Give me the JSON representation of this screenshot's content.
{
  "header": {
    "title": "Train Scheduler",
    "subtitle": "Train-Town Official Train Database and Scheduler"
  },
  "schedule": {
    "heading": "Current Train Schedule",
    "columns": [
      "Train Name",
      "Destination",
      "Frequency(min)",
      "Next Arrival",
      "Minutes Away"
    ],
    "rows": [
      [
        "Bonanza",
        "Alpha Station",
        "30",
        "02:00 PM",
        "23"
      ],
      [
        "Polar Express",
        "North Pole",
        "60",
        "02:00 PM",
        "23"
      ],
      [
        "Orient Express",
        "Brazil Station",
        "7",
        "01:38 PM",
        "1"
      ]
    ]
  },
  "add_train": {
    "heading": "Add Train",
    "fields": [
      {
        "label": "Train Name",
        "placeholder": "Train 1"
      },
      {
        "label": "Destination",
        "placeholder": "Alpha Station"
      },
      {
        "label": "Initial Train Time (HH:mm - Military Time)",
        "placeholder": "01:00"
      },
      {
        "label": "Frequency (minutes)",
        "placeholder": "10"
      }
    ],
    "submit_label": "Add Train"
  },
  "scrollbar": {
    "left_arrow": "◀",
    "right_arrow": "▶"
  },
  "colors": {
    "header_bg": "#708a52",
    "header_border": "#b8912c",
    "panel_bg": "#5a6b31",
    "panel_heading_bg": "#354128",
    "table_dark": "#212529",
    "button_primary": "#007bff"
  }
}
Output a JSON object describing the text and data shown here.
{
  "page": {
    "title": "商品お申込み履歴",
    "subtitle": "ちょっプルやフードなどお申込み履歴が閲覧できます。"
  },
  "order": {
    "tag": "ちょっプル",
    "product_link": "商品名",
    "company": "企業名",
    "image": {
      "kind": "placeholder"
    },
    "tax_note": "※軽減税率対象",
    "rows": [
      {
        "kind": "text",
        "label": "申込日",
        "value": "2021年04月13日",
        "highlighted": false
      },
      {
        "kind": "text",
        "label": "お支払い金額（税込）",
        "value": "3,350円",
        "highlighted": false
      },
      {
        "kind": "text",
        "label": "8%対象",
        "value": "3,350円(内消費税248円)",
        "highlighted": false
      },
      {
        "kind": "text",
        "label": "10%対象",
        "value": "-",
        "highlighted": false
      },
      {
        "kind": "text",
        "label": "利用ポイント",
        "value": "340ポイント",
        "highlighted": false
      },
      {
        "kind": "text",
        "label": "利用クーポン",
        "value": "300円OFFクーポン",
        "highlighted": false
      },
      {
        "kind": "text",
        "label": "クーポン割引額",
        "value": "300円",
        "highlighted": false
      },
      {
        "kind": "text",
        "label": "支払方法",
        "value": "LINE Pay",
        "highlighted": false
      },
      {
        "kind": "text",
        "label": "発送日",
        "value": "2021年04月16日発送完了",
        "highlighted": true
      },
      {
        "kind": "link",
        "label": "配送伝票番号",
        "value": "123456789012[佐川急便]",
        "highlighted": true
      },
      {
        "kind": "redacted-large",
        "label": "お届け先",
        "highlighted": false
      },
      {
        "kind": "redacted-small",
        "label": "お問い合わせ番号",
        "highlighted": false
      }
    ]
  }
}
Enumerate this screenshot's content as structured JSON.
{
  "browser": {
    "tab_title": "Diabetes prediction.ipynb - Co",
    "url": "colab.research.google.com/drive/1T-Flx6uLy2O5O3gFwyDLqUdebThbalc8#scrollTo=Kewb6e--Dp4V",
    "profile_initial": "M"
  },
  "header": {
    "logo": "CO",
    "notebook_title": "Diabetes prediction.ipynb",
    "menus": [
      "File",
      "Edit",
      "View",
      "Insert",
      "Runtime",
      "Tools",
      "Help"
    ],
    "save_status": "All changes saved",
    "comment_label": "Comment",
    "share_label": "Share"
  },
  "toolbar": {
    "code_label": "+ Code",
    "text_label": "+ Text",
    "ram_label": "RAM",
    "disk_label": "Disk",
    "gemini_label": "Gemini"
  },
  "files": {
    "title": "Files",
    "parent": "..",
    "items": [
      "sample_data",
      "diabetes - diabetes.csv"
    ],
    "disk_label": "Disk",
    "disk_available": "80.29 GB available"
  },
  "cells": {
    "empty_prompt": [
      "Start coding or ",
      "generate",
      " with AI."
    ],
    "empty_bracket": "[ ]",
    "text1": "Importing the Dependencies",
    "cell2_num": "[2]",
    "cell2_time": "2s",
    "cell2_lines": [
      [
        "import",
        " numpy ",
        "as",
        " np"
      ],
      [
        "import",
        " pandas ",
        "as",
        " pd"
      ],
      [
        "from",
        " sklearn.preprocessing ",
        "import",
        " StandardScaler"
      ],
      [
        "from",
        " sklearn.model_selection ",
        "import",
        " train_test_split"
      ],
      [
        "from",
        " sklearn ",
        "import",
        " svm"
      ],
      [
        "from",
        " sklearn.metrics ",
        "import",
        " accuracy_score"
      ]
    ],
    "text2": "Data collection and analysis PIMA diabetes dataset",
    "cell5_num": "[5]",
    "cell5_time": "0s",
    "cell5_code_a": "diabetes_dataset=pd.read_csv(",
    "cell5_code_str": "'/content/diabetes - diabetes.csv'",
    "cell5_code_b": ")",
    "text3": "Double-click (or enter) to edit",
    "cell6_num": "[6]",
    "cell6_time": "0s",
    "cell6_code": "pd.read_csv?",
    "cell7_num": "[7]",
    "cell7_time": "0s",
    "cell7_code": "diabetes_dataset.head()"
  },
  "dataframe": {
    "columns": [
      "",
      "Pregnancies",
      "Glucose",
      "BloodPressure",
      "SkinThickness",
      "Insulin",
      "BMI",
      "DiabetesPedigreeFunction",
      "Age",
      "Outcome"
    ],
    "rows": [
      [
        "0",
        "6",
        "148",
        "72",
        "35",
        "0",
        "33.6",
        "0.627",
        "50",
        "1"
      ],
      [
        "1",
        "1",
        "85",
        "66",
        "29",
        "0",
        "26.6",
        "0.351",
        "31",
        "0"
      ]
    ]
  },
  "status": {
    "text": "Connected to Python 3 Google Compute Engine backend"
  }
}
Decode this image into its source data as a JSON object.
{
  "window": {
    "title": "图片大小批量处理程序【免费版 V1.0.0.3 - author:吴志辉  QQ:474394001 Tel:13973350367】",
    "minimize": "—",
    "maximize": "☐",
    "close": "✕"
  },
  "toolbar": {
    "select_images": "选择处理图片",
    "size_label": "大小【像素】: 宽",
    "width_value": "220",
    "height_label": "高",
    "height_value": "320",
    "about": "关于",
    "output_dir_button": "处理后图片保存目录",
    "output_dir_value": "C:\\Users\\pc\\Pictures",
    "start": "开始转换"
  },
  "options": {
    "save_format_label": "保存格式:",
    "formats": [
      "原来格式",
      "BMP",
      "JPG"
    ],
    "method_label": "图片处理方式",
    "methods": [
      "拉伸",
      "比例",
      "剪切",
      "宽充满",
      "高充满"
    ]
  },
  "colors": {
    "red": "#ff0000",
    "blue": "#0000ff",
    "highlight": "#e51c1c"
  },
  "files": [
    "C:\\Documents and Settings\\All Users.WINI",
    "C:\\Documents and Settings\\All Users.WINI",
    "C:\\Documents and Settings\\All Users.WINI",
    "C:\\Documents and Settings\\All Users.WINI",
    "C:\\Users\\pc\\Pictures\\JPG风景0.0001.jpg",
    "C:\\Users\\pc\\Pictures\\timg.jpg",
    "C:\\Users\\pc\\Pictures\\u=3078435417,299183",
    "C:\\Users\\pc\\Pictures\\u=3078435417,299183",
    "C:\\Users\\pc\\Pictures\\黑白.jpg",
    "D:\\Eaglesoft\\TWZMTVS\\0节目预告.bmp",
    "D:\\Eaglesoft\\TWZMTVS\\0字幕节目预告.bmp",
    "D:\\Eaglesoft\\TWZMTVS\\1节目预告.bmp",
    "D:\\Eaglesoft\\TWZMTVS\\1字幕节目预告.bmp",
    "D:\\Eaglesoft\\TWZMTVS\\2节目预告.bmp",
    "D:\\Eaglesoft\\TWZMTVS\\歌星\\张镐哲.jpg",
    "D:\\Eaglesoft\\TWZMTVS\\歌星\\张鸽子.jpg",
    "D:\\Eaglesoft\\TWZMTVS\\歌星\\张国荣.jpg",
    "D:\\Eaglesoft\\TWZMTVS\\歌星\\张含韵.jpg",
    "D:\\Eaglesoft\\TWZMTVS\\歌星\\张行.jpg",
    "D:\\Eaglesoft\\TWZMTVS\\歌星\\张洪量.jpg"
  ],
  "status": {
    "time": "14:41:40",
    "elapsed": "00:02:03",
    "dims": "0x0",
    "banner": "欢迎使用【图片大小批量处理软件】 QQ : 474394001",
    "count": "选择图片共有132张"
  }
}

----

From the entries above, collect every line with the string "Frequency" in it.

#### ANSWER TO THIS EXERCISE:
      "Frequency(min)",
        "label": "Frequency (minutes)",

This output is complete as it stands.